Exercise data
━━━━━━━━━━━━━━━━━━━━
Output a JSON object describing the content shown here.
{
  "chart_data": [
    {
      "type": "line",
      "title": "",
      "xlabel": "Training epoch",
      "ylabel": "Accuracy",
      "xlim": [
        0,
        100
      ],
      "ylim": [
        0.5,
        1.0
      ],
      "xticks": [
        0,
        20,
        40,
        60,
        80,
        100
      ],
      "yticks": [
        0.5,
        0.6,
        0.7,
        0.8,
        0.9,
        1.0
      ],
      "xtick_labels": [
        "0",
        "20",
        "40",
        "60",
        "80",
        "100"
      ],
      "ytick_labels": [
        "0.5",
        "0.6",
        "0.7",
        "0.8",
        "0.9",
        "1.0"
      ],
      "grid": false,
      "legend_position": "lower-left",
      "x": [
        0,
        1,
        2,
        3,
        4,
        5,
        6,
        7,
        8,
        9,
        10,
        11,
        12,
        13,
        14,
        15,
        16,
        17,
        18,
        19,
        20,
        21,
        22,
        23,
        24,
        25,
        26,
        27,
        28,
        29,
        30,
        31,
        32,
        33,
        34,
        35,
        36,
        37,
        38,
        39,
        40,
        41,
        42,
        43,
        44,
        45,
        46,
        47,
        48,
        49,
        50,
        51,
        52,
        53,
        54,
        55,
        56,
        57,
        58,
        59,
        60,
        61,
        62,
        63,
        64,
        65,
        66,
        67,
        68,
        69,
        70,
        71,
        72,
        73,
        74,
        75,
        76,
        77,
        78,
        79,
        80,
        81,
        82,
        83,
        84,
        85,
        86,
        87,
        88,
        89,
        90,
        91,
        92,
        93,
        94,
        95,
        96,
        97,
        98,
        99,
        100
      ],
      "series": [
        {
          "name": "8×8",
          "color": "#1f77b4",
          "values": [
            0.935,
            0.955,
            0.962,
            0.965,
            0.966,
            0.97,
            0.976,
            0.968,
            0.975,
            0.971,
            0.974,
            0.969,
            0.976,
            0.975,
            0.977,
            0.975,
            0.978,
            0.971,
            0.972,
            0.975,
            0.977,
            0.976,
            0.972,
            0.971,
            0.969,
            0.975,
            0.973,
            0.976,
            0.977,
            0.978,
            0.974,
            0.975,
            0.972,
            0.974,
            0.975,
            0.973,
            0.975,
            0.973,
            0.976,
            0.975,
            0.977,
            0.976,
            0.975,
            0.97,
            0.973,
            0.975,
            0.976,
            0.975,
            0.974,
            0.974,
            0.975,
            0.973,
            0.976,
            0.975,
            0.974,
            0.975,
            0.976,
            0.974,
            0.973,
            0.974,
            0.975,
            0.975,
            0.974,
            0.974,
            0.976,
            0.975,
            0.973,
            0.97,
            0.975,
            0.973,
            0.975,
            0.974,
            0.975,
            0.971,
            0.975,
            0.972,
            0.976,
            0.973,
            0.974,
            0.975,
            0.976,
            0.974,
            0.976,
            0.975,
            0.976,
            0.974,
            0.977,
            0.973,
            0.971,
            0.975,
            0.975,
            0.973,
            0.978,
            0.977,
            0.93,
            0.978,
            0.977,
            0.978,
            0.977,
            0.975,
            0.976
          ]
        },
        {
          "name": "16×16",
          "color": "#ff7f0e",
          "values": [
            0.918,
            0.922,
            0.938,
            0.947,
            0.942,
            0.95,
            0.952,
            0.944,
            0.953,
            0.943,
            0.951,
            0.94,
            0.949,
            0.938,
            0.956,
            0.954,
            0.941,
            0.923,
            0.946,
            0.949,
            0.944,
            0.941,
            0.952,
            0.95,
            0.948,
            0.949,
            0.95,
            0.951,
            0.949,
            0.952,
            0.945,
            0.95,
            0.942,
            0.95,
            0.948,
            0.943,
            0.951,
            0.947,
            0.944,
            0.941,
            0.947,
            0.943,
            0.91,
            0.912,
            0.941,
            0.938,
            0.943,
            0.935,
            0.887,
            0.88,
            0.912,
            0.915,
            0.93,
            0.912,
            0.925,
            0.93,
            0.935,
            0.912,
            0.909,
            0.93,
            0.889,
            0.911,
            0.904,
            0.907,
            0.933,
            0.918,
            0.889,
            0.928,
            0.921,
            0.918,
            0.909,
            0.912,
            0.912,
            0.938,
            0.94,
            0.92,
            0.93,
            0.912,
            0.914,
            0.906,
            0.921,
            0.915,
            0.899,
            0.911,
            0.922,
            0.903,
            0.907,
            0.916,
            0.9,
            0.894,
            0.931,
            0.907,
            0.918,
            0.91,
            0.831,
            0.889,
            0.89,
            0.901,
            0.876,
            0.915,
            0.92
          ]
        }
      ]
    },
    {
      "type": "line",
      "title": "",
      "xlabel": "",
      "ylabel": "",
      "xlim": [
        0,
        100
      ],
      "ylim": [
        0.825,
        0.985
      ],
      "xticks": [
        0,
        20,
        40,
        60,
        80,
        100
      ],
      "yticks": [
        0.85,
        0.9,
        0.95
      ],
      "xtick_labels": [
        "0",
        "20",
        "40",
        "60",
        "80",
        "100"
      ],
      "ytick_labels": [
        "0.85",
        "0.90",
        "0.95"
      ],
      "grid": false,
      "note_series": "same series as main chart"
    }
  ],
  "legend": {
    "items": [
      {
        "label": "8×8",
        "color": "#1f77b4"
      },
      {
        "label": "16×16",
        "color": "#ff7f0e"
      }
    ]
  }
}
━━━━━━━━━━━━━━━━━━━━
Write out the complete set of records exactly as given.

Written reply
Output a JSON object describing the content shown here.
{
  "chart_data": [
    {
      "type": "line",
      "title": "",
      "xlabel": "Training epoch",
      "ylabel": "Accuracy",
      "xlim": [
        0,
        100
      ],
      "ylim": [
        0.5,
        1.0
      ],
      "xticks": [
        0,
        20,
        40,
        60,
        80,
        100
      ],
      "yticks": [
        0.5,
        0.6,
        0.7,
        0.8,
        0.9,
        1.0
      ],
      "xtick_labels": [
        "0",
        "20",
        "40",
        "60",
        "80",
        "100"
      ],
      "ytick_labels": [
        "0.5",
        "0.6",
        "0.7",
        "0.8",
        "0.9",
        "1.0"
      ],
      "grid": false,
      "legend_position": "lower-left",
      "x": [
        0,
        1,
        2,
        3,
        4,
        5,
        6,
        7,
        8,
        9,
        10,
        11,
        12,
        13,
        14,
        15,
        16,
        17,
        18,
        19,
        20,
        21,
        22,
        23,
        24,
        25,
        26,
        27,
        28,
        29,
        30,
        31,
        32,
        33,
        34,
        35,
        36,
        37,
        38,
        39,
        40,
        41,
        42,
        43,
        44,
        45,
        46,
        47,
        48,
        49,
        50,
        51,
        52,
        53,
        54,
        55,
        56,
        57,
        58,
        59,
        60,
        61,
        62,
        63,
        64,
        65,
        66,
        67,
        68,
        69,
        70,
        71,
        72,
        73,
        74,
        75,
        76,
        77,
        78,
        79,
        80,
        81,
        82,
        83,
        84,
        85,
        86,
        87,
        88,
        89,
        90,
        91,
        92,
        93,
        94,
        95,
        96,
        97,
        98,
        99,
        100
      ],
      "series": [
        {
          "name": "8×8",
          "color": "#1f77b4",
          "values": [
            0.935,
            0.955,
            0.962,
            0.965,
            0.966,
            0.97,
            0.976,
            0.968,
            0.975,
            0.971,
            0.974,
            0.969,
            0.976,
            0.975,
            0.977,
            0.975,
            0.978,
            0.971,
            0.972,
            0.975,
            0.977,
            0.976,
            0.972,
            0.971,
            0.969,
            0.975,
            0.973,
            0.976,
            0.977,
            0.978,
            0.974,
            0.975,
            0.972,
            0.974,
            0.975,
            0.973,
            0.975,
            0.973,
            0.976,
            0.975,
            0.977,
            0.976,
            0.975,
            0.97,
            0.973,
            0.975,
            0.976,
            0.975,
            0.974,
            0.974,
            0.975,
            0.973,
            0.976,
            0.975,
            0.974,
            0.975,
            0.976,
            0.974,
            0.973,
            0.974,
            0.975,
            0.975,
            0.974,
            0.974,
            0.976,
            0.975,
            0.973,
            0.97,
            0.975,
            0.973,
            0.975,
            0.974,
            0.975,
            0.971,
            0.975,
            0.972,
            0.976,
            0.973,
            0.974,
            0.975,
            0.976,
            0.974,
            0.976,
            0.975,
            0.976,
            0.974,
            0.977,
            0.973,
            0.971,
            0.975,
            0.975,
            0.973,
            0.978,
            0.977,
            0.93,
            0.978,
            0.977,
            0.978,
            0.977,
            0.975,
            0.976
          ]
        },
        {
          "name": "16×16",
          "color": "#ff7f0e",
          "values": [
            0.918,
            0.922,
            0.938,
            0.947,
            0.942,
            0.95,
            0.952,
            0.944,
            0.953,
            0.943,
            0.951,
            0.94,
            0.949,
            0.938,
            0.956,
            0.954,
            0.941,
            0.923,
            0.946,
            0.949,
            0.944,
            0.941,
            0.952,
            0.95,
            0.948,
            0.949,
            0.95,
            0.951,
            0.949,
            0.952,
            0.945,
            0.95,
            0.942,
            0.95,
            0.948,
            0.943,
            0.951,
            0.947,
            0.944,
            0.941,
            0.947,
            0.943,
            0.91,
            0.912,
            0.941,
            0.938,
            0.943,
            0.935,
            0.887,
            0.88,
            0.912,
            0.915,
            0.93,
            0.912,
            0.925,
            0.93,
            0.935,
            0.912,
            0.909,
            0.93,
            0.889,
            0.911,
            0.904,
            0.907,
            0.933,
            0.918,
            0.889,
            0.928,
            0.921,
            0.918,
            0.909,
            0.912,
            0.912,
            0.938,
            0.94,
            0.92,
            0.93,
            0.912,
            0.914,
            0.906,
            0.921,
            0.915,
            0.899,
            0.911,
            0.922,
            0.903,
            0.907,
            0.916,
            0.9,
            0.894,
            0.931,
            0.907,
            0.918,
            0.91,
            0.831,
            0.889,
            0.89,
            0.901,
            0.876,
            0.915,
            0.92
          ]
        }
      ]
    },
    {
      "type": "line",
      "title": "",
      "xlabel": "",
      "ylabel": "",
      "xlim": [
        0,
        100
      ],
      "ylim": [
        0.825,
        0.985
      ],
      "xticks": [
        0,
        20,
        40,
        60,
        80,
        100
      ],
      "yticks": [
        0.85,
        0.9,
        0.95
      ],
      "xtick_labels": [
        "0",
        "20",
        "40",
        "60",
        "80",
        "100"
      ],
      "ytick_labels": [
        "0.85",
        "0.90",
        "0.95"
      ],
      "grid": false,
      "note_series": "same series as main chart"
    }
  ],
  "legend": {
    "items": [
      {
        "label": "8×8",
        "color": "#1f77b4"
      },
      {
        "label": "16×16",
        "color": "#ff7f0e"
      }
    ]
  }
}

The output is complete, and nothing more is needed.